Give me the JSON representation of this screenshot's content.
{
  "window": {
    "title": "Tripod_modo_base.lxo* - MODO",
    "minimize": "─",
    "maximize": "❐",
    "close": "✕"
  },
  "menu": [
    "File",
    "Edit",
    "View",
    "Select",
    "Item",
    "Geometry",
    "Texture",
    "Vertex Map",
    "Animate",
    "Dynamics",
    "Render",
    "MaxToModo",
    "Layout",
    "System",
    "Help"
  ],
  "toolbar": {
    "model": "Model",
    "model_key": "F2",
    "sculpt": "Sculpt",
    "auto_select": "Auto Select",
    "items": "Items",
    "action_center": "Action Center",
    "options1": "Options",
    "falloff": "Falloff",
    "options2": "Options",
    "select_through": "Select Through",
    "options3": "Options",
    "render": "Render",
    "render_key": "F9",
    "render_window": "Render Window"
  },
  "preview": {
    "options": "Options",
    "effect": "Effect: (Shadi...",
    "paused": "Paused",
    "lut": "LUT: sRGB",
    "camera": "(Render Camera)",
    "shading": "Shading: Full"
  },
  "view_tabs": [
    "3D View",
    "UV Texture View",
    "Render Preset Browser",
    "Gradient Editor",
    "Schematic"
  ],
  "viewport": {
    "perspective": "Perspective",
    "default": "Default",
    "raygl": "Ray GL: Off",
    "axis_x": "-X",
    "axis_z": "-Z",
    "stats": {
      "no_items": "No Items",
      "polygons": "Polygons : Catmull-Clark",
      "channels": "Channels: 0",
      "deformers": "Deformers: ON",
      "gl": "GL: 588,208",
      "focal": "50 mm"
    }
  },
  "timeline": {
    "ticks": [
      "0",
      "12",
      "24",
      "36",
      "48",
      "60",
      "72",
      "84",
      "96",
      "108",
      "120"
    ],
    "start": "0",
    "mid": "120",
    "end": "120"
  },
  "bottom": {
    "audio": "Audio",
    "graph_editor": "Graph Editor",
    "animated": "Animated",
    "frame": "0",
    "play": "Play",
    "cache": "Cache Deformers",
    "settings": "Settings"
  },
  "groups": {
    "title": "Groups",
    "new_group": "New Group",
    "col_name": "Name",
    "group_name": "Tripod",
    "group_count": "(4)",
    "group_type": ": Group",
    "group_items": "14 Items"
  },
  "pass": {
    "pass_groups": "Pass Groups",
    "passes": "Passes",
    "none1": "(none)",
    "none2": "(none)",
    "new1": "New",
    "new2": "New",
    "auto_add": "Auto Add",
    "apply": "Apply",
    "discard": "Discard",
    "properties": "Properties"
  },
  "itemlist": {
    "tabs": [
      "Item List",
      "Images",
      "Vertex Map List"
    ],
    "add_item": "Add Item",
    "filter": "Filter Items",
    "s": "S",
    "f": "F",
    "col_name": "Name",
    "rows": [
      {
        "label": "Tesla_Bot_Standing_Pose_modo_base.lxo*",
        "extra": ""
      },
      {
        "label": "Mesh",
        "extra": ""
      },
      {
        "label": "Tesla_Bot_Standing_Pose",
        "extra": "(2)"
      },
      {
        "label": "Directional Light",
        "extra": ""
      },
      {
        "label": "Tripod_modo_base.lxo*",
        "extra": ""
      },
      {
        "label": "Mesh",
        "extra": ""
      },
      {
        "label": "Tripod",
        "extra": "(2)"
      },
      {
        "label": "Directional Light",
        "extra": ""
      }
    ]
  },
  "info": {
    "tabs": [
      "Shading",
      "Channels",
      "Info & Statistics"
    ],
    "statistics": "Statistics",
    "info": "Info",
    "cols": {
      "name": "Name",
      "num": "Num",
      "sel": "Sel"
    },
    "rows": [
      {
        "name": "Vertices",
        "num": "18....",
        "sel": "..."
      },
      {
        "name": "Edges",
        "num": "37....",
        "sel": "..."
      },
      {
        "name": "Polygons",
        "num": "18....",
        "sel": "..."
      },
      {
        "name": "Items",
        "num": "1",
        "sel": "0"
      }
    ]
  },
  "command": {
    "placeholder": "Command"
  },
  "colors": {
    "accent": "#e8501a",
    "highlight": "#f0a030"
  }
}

## Written instruction
Set down the entries above again, word for word.

## Written answer
Give me the JSON representation of this screenshot's content.
{
  "window": {
    "title": "Tripod_modo_base.lxo* - MODO",
    "minimize": "─",
    "maximize": "❐",
    "close": "✕"
  },
  "menu": [
    "File",
    "Edit",
    "View",
    "Select",
    "Item",
    "Geometry",
    "Texture",
    "Vertex Map",
    "Animate",
    "Dynamics",
    "Render",
    "MaxToModo",
    "Layout",
    "System",
    "Help"
  ],
  "toolbar": {
    "model": "Model",
    "model_key": "F2",
    "sculpt": "Sculpt",
    "auto_select": "Auto Select",
    "items": "Items",
    "action_center": "Action Center",
    "options1": "Options",
    "falloff": "Falloff",
    "options2": "Options",
    "select_through": "Select Through",
    "options3": "Options",
    "render": "Render",
    "render_key": "F9",
    "render_window": "Render Window"
  },
  "preview": {
    "options": "Options",
    "effect": "Effect: (Shadi...",
    "paused": "Paused",
    "lut": "LUT: sRGB",
    "camera": "(Render Camera)",
    "shading": "Shading: Full"
  },
  "view_tabs": [
    "3D View",
    "UV Texture View",
    "Render Preset Browser",
    "Gradient Editor",
    "Schematic"
  ],
  "viewport": {
    "perspective": "Perspective",
    "default": "Default",
    "raygl": "Ray GL: Off",
    "axis_x": "-X",
    "axis_z": "-Z",
    "stats": {
      "no_items": "No Items",
      "polygons": "Polygons : Catmull-Clark",
      "channels": "Channels: 0",
      "deformers": "Deformers: ON",
      "gl": "GL: 588,208",
      "focal": "50 mm"
    }
  },
  "timeline": {
    "ticks": [
      "0",
      "12",
      "24",
      "36",
      "48",
      "60",
      "72",
      "84",
      "96",
      "108",
      "120"
    ],
    "start": "0",
    "mid": "120",
    "end": "120"
  },
  "bottom": {
    "audio": "Audio",
    "graph_editor": "Graph Editor",
    "animated": "Animated",
    "frame": "0",
    "play": "Play",
    "cache": "Cache Deformers",
    "settings": "Settings"
  },
  "groups": {
    "title": "Groups",
    "new_group": "New Group",
    "col_name": "Name",
    "group_name": "Tripod",
    "group_count": "(4)",
    "group_type": ": Group",
    "group_items": "14 Items"
  },
  "pass": {
    "pass_groups": "Pass Groups",
    "passes": "Passes",
    "none1": "(none)",
    "none2": "(none)",
    "new1": "New",
    "new2": "New",
    "auto_add": "Auto Add",
    "apply": "Apply",
    "discard": "Discard",
    "properties": "Properties"
  },
  "itemlist": {
    "tabs": [
      "Item List",
      "Images",
      "Vertex Map List"
    ],
    "add_item": "Add Item",
    "filter": "Filter Items",
    "s": "S",
    "f": "F",
    "col_name": "Name",
    "rows": [
      {
        "label": "Tesla_Bot_Standing_Pose_modo_base.lxo*",
        "extra": ""
      },
      {
        "label": "Mesh",
        "extra": ""
      },
      {
        "label": "Tesla_Bot_Standing_Pose",
        "extra": "(2)"
      },
      {
        "label": "Directional Light",
        "extra": ""
      },
      {
        "label": "Tripod_modo_base.lxo*",
        "extra": ""
      },
      {
        "label": "Mesh",
        "extra": ""
      },
      {
        "label": "Tripod",
        "extra": "(2)"
      },
      {
        "label": "Directional Light",
        "extra": ""
      }
    ]
  },
  "info": {
    "tabs": [
      "Shading",
      "Channels",
      "Info & Statistics"
    ],
    "statistics": "Statistics",
    "info": "Info",
    "cols": {
      "name": "Name",
      "num": "Num",
      "sel": "Sel"
    },
    "rows": [
      {
        "name": "Vertices",
        "num": "18....",
        "sel": "..."
      },
      {
        "name": "Edges",
        "num": "37....",
        "sel": "..."
      },
      {
        "name": "Polygons",
        "num": "18....",
        "sel": "..."
      },
      {
        "name": "Items",
        "num": "1",
        "sel": "0"
      }
    ]
  },
  "command": {
    "placeholder": "Command"
  },
  "colors": {
    "accent": "#e8501a",
    "highlight": "#f0a030"
  }
}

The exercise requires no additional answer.